▸ PROMPT
Only those lines running from the line that contains "Output a JSON" through the end of the material are to be written out, each exactly as shown.

▸ MATERIAL PROVIDED

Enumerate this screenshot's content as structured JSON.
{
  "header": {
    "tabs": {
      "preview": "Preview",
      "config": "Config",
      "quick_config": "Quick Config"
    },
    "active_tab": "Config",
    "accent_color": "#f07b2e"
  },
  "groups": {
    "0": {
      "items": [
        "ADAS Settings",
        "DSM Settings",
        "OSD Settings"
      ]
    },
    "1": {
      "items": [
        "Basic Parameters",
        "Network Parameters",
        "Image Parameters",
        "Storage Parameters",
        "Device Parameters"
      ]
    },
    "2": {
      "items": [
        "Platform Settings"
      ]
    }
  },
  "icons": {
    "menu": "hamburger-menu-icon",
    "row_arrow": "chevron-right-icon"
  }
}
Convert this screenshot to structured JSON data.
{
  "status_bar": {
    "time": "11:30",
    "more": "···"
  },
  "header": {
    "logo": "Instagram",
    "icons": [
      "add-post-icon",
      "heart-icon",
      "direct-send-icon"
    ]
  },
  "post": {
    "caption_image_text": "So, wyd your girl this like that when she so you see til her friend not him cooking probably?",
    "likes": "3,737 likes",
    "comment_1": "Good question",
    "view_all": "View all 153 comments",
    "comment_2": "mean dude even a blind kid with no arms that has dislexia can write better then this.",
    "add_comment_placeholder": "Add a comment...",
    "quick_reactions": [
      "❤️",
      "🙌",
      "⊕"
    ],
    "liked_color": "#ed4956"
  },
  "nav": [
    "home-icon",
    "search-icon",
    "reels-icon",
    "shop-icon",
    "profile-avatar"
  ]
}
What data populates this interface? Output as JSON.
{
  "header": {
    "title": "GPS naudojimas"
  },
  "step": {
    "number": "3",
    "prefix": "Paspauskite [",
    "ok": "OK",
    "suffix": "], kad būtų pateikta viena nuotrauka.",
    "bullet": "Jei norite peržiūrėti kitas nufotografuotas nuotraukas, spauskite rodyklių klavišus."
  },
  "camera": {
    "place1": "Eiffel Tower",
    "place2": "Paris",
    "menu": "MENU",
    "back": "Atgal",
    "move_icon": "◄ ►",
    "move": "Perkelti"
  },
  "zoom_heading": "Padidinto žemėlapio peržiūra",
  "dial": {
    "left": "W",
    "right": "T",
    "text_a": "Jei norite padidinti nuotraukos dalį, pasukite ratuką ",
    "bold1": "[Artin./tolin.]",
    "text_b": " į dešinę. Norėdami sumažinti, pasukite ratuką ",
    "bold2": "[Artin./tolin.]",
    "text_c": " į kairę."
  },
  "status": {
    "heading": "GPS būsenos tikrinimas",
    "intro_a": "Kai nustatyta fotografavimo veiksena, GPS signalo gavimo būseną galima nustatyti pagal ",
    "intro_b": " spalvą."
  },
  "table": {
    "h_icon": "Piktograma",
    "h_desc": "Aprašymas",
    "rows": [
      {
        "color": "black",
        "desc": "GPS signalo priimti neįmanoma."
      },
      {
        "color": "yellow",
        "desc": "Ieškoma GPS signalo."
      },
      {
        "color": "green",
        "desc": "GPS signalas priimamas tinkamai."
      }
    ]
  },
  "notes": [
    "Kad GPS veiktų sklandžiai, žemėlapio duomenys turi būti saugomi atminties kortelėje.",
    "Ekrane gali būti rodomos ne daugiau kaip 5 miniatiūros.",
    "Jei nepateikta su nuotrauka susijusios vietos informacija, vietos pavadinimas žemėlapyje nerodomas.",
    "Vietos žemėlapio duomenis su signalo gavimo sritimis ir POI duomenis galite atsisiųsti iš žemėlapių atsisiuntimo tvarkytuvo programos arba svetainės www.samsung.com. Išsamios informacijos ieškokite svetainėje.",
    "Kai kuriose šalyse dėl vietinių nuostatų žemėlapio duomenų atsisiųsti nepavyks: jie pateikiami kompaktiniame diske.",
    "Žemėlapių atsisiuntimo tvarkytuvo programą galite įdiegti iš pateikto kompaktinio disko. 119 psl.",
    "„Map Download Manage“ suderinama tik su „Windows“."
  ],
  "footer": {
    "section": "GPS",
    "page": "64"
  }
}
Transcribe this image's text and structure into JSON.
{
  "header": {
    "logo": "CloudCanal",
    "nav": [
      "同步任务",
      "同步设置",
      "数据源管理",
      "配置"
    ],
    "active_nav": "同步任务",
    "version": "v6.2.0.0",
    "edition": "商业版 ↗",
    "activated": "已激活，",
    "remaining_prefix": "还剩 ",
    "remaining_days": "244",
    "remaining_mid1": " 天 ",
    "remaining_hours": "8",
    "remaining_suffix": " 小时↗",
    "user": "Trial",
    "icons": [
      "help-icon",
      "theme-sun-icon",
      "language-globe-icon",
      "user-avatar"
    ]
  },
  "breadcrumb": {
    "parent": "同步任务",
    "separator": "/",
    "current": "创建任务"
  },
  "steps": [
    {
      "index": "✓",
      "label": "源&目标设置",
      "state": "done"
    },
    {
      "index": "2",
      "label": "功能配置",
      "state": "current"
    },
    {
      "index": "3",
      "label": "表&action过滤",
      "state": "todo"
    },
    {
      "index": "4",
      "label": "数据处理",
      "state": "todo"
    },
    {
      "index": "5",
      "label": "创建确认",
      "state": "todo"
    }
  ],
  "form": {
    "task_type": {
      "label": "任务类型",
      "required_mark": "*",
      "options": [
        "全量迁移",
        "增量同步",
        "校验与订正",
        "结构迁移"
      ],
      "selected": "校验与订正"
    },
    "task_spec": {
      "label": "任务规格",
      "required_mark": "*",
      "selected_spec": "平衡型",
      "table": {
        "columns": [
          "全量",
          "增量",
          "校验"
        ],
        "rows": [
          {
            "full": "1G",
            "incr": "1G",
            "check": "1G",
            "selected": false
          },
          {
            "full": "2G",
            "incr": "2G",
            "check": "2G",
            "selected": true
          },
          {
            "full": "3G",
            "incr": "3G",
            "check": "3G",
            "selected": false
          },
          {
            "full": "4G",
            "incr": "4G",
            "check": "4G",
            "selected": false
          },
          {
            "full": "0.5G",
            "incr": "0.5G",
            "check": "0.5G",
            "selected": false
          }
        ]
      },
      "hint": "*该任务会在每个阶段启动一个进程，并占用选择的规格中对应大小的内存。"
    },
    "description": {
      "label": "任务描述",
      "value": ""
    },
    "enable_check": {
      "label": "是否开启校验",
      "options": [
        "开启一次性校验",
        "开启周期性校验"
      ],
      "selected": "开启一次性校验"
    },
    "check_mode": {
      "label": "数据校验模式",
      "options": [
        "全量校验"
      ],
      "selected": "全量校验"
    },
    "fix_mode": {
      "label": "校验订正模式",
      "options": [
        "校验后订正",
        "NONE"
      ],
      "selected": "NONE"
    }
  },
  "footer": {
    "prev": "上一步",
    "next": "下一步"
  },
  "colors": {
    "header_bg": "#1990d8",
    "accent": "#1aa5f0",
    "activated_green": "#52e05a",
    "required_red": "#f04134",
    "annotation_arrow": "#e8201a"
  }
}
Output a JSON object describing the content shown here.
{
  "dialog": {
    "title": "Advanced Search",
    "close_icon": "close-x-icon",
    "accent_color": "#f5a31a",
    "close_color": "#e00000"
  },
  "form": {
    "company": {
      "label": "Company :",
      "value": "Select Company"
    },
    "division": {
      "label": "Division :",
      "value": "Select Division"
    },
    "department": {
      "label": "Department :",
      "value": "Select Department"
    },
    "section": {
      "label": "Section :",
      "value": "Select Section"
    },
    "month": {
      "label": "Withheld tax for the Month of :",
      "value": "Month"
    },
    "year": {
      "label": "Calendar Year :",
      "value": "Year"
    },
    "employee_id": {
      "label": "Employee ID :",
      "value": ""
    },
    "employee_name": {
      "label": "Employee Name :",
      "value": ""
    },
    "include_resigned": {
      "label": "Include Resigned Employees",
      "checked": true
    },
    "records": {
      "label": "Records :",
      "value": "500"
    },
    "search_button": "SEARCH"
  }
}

▸ CORRECT RESULT
Output a JSON object describing the content shown here.
{
  "dialog": {
    "title": "Advanced Search",
    "close_icon": "close-x-icon",
    "accent_color": "#f5a31a",
    "close_color": "#e00000"
  },
  "form": {
    "company": {
      "label": "Company :",
      "value": "Select Company"
    },
    "division": {
      "label": "Division :",
      "value": "Select Division"
    },
    "department": {
      "label": "Department :",
      "value": "Select Department"
    },
    "section": {
      "label": "Section :",
      "value": "Select Section"
    },
    "month": {
      "label": "Withheld tax for the Month of :",
      "value": "Month"
    },
    "year": {
      "label": "Calendar Year :",
      "value": "Year"
    },
    "employee_id": {
      "label": "Employee ID :",
      "value": ""
    },
    "employee_name": {
      "label": "Employee Name :",
      "value": ""
    },
    "include_resigned": {
      "label": "Include Resigned Employees",
      "checked": true
    },
    "records": {
      "label": "Records :",
      "value": "500"
    },
    "search_button": "SEARCH"
  }
}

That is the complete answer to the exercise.